- **Short exercise**
Can you update the stretch of items from the start through the line containing "legend-label: DK/NA (709, 72, 754, 88)" by replacing "legend-label" with "series-label" and leaving everything else unchanged?

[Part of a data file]

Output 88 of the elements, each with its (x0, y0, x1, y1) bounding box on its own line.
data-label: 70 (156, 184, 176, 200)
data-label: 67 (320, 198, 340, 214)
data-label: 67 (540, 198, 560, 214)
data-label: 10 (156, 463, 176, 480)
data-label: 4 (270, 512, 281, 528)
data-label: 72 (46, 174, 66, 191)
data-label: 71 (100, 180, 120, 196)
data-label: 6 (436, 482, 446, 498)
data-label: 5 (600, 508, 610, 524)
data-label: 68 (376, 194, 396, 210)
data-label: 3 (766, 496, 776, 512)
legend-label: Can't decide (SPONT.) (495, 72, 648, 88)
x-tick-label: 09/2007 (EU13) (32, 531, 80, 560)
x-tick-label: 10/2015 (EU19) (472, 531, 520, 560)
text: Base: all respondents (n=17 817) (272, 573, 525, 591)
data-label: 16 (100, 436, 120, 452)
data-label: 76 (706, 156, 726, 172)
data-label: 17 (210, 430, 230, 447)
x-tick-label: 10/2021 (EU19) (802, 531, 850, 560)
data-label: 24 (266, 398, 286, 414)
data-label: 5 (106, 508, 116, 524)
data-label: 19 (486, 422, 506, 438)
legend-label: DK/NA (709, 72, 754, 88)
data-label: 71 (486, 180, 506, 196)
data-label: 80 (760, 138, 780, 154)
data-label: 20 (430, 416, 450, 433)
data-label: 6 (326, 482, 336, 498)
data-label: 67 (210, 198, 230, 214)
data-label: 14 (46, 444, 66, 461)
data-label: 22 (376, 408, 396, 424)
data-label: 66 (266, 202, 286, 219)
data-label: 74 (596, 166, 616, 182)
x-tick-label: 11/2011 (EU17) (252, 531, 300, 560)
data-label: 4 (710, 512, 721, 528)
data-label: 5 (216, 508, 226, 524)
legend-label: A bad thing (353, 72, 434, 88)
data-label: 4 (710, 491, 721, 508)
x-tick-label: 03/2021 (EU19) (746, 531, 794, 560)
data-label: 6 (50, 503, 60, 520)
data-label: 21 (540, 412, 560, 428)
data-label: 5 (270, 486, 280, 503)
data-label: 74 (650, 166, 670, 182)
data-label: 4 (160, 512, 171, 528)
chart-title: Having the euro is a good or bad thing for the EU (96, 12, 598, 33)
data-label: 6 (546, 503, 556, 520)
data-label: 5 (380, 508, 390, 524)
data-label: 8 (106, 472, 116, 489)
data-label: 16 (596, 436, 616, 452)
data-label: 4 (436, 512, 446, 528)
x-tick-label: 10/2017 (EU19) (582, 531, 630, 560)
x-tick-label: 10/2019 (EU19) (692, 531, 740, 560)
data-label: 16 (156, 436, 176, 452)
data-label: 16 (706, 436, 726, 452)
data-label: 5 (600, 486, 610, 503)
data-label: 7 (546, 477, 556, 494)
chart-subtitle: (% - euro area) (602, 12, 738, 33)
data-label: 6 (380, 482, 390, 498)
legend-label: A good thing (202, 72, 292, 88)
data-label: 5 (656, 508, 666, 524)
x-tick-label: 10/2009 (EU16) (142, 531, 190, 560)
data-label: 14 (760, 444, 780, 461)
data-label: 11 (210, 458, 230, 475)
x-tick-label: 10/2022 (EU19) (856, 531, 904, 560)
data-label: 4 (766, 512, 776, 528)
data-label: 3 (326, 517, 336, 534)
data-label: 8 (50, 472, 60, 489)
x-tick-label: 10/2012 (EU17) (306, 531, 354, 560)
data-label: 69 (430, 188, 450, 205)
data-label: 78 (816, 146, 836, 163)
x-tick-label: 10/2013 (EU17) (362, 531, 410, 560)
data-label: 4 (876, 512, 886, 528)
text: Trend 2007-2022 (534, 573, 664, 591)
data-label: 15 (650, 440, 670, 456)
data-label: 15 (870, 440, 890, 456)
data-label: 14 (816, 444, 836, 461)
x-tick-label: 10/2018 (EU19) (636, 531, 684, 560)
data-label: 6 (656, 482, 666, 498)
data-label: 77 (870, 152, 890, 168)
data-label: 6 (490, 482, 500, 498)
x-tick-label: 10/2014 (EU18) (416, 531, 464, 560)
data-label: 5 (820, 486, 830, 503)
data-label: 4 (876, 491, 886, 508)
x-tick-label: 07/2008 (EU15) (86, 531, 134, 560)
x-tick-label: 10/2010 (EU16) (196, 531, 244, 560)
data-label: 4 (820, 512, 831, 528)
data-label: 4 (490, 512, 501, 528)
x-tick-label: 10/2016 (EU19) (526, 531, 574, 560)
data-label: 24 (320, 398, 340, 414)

- **Result of this task**
Output 88 of the elements, each with its (x0, y0, x1, y1) bounding box on its own line.
data-label: 70 (156, 184, 176, 200)
data-label: 67 (320, 198, 340, 214)
data-label: 67 (540, 198, 560, 214)
data-label: 10 (156, 463, 176, 480)
data-label: 4 (270, 512, 281, 528)
data-label: 72 (46, 174, 66, 191)
data-label: 71 (100, 180, 120, 196)
data-label: 6 (436, 482, 446, 498)
data-label: 5 (600, 508, 610, 524)
data-label: 68 (376, 194, 396, 210)
data-label: 3 (766, 496, 776, 512)
series-label: Can't decide (SPONT.) (495, 72, 648, 88)
x-tick-label: 09/2007 (EU13) (32, 531, 80, 560)
x-tick-label: 10/2015 (EU19) (472, 531, 520, 560)
text: Base: all respondents (n=17 817) (272, 573, 525, 591)
data-label: 16 (100, 436, 120, 452)
data-label: 76 (706, 156, 726, 172)
data-label: 17 (210, 430, 230, 447)
x-tick-label: 10/2021 (EU19) (802, 531, 850, 560)
data-label: 24 (266, 398, 286, 414)
data-label: 5 (106, 508, 116, 524)
data-label: 19 (486, 422, 506, 438)
series-label: DK/NA (709, 72, 754, 88)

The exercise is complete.